WHAT IS ASKED
Write out the whole listing again, exactly as given.

[Stored items]
-- BEGIN --

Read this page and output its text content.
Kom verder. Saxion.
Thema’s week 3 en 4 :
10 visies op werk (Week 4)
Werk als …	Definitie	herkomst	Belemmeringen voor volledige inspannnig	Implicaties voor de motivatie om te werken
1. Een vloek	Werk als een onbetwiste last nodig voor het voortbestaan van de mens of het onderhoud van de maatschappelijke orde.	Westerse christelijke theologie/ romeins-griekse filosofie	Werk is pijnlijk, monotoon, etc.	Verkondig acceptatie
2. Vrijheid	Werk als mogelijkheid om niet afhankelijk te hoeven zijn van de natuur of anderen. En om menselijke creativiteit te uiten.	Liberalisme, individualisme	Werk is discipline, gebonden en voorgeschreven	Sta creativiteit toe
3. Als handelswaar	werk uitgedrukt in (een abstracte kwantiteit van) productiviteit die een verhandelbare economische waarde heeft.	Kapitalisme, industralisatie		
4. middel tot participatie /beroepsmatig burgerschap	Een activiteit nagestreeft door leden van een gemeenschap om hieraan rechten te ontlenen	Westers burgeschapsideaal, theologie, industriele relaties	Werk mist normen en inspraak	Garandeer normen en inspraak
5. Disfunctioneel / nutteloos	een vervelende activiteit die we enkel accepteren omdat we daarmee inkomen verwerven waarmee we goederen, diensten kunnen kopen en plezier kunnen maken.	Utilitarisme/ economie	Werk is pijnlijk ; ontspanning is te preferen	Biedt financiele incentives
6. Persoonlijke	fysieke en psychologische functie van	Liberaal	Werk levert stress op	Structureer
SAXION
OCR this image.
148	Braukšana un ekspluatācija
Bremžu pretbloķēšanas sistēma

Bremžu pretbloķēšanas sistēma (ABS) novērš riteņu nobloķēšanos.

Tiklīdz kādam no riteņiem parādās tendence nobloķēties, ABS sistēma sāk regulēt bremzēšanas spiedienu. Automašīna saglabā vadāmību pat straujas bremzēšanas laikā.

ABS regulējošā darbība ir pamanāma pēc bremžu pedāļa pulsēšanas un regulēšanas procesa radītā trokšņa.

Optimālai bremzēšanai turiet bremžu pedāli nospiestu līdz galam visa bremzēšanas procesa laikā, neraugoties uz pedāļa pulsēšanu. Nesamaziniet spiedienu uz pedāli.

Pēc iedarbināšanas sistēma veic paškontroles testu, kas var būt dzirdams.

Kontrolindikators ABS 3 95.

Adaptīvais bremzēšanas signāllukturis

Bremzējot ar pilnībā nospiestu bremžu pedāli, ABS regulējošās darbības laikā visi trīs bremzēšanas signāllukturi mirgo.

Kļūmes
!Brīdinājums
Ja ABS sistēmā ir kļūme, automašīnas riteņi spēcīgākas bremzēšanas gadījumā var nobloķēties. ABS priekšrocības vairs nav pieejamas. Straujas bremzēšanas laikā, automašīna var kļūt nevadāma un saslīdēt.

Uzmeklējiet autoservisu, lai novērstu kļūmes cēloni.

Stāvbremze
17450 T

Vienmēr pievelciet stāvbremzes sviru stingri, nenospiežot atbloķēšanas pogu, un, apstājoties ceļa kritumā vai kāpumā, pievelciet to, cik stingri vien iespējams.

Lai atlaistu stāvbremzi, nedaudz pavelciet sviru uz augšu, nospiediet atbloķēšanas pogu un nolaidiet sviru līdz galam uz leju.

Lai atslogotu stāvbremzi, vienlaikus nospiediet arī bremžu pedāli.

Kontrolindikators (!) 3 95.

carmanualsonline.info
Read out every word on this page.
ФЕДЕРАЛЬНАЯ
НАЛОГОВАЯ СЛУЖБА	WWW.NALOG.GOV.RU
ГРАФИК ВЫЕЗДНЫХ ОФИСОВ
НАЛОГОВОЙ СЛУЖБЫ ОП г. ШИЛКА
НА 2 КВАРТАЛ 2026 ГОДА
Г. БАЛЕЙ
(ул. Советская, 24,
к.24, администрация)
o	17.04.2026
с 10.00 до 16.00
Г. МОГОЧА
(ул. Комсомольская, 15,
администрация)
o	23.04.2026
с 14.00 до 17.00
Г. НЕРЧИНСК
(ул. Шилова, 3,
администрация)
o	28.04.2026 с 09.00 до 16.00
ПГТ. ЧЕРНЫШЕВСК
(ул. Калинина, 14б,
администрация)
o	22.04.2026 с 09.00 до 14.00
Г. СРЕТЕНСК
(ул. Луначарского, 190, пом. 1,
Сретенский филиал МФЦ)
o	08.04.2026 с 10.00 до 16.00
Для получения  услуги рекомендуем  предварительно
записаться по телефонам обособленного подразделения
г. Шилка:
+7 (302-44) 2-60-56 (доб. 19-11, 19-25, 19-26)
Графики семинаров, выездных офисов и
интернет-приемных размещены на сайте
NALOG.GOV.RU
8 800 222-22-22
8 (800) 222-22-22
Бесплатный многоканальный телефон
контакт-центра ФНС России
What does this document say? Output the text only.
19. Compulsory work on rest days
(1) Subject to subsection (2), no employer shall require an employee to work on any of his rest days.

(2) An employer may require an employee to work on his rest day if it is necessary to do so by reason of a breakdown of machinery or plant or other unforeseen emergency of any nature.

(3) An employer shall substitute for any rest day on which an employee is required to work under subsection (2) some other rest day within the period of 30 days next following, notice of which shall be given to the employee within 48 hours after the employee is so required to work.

-- END --

RESULT OF THE EXERCISE
Read this page and output its text content.
Kom verder. Saxion.
Thema’s week 3 en 4 :
10 visies op werk (Week 4)
Werk als …	Definitie	herkomst	Belemmeringen voor volledige inspannnig	Implicaties voor de motivatie om te werken
1. Een vloek	Werk als een onbetwiste last nodig voor het voortbestaan van de mens of het onderhoud van de maatschappelijke orde.	Westerse christelijke theologie/ romeins-griekse filosofie	Werk is pijnlijk, monotoon, etc.	Verkondig acceptatie
2. Vrijheid	Werk als mogelijkheid om niet afhankelijk te hoeven zijn van de natuur of anderen. En om menselijke creativiteit te uiten.	Liberalisme, individualisme	Werk is discipline, gebonden en voorgeschreven	Sta creativiteit toe
3. Als handelswaar	werk uitgedrukt in (een abstracte kwantiteit van) productiviteit die een verhandelbare economische waarde heeft.	Kapitalisme, industralisatie		
4. middel tot participatie /beroepsmatig burgerschap	Een activiteit nagestreeft door leden van een gemeenschap om hieraan rechten te ontlenen	Westers burgeschapsideaal, theologie, industriele relaties	Werk mist normen en inspraak	Garandeer normen en inspraak
5. Disfunctioneel / nutteloos	een vervelende activiteit die we enkel accepteren omdat we daarmee inkomen verwerven waarmee we goederen, diensten kunnen kopen en plezier kunnen maken.	Utilitarisme/ economie	Werk is pijnlijk ; ontspanning is te preferen	Biedt financiele incentives
6. Persoonlijke	fysieke en psychologische functie van	Liberaal	Werk levert stress op	Structureer
SAXION
OCR this image.
148	Braukšana un ekspluatācija
Bremžu pretbloķēšanas sistēma

Bremžu pretbloķēšanas sistēma (ABS) novērš riteņu nobloķēšanos.

Tiklīdz kādam no riteņiem parādās tendence nobloķēties, ABS sistēma sāk regulēt bremzēšanas spiedienu. Automašīna saglabā vadāmību pat straujas bremzēšanas laikā.

ABS regulējošā darbība ir pamanāma pēc bremžu pedāļa pulsēšanas un regulēšanas procesa radītā trokšņa.

Optimālai bremzēšanai turiet bremžu pedāli nospiestu līdz galam visa bremzēšanas procesa laikā, neraugoties uz pedāļa pulsēšanu. Nesamaziniet spiedienu uz pedāli.

Pēc iedarbināšanas sistēma veic paškontroles testu, kas var būt dzirdams.

Kontrolindikators ABS 3 95.

Adaptīvais bremzēšanas signāllukturis

Bremzējot ar pilnībā nospiestu bremžu pedāli, ABS regulējošās darbības laikā visi trīs bremzēšanas signāllukturi mirgo.

Kļūmes
!Brīdinājums
Ja ABS sistēmā ir kļūme, automašīnas riteņi spēcīgākas bremzēšanas gadījumā var nobloķēties. ABS priekšrocības vairs nav pieejamas. Straujas bremzēšanas laikā, automašīna var kļūt nevadāma un saslīdēt.

Uzmeklējiet autoservisu, lai novērstu kļūmes cēloni.

Stāvbremze
17450 T

Vienmēr pievelciet stāvbremzes sviru stingri, nenospiežot atbloķēšanas pogu, un, apstājoties ceļa kritumā vai kāpumā, pievelciet to, cik stingri vien iespējams.

Lai atlaistu stāvbremzi, nedaudz pavelciet sviru uz augšu, nospiediet atbloķēšanas pogu un nolaidiet sviru līdz galam uz leju.

Lai atslogotu stāvbremzi, vienlaikus nospiediet arī bremžu pedāli.

Kontrolindikators (!) 3 95.

carmanualsonline.info
Read out every word on this page.
ФЕДЕРАЛЬНАЯ
НАЛОГОВАЯ СЛУЖБА	WWW.NALOG.GOV.RU
ГРАФИК ВЫЕЗДНЫХ ОФИСОВ
НАЛОГОВОЙ СЛУЖБЫ ОП г. ШИЛКА
НА 2 КВАРТАЛ 2026 ГОДА
Г. БАЛЕЙ
(ул. Советская, 24,
к.24, администрация)
o	17.04.2026
с 10.00 до 16.00
Г. МОГОЧА
(ул. Комсомольская, 15,
администрация)
o	23.04.2026
с 14.00 до 17.00
Г. НЕРЧИНСК
(ул. Шилова, 3,
администрация)
o	28.04.2026 с 09.00 до 16.00
ПГТ. ЧЕРНЫШЕВСК
(ул. Калинина, 14б,
администрация)
o	22.04.2026 с 09.00 до 14.00
Г. СРЕТЕНСК
(ул. Луначарского, 190, пом. 1,
Сретенский филиал МФЦ)
o	08.04.2026 с 10.00 до 16.00
Для получения  услуги рекомендуем  предварительно
записаться по телефонам обособленного подразделения
г. Шилка:
+7 (302-44) 2-60-56 (доб. 19-11, 19-25, 19-26)
Графики семинаров, выездных офисов и
интернет-приемных размещены на сайте
NALOG.GOV.RU
8 800 222-22-22
8 (800) 222-22-22
Бесплатный многоканальный телефон
контакт-центра ФНС России
What does this document say? Output the text only.
19. Compulsory work on rest days
(1) Subject to subsection (2), no employer shall require an employee to work on any of his rest days.

(2) An employer may require an employee to work on his rest day if it is necessary to do so by reason of a breakdown of machinery or plant or other unforeseen emergency of any nature.

(3) An employer shall substitute for any rest day on which an employee is required to work under subsection (2) some other rest day within the period of 30 days next following, notice of which shall be given to the employee within 48 hours after the employee is so required to work.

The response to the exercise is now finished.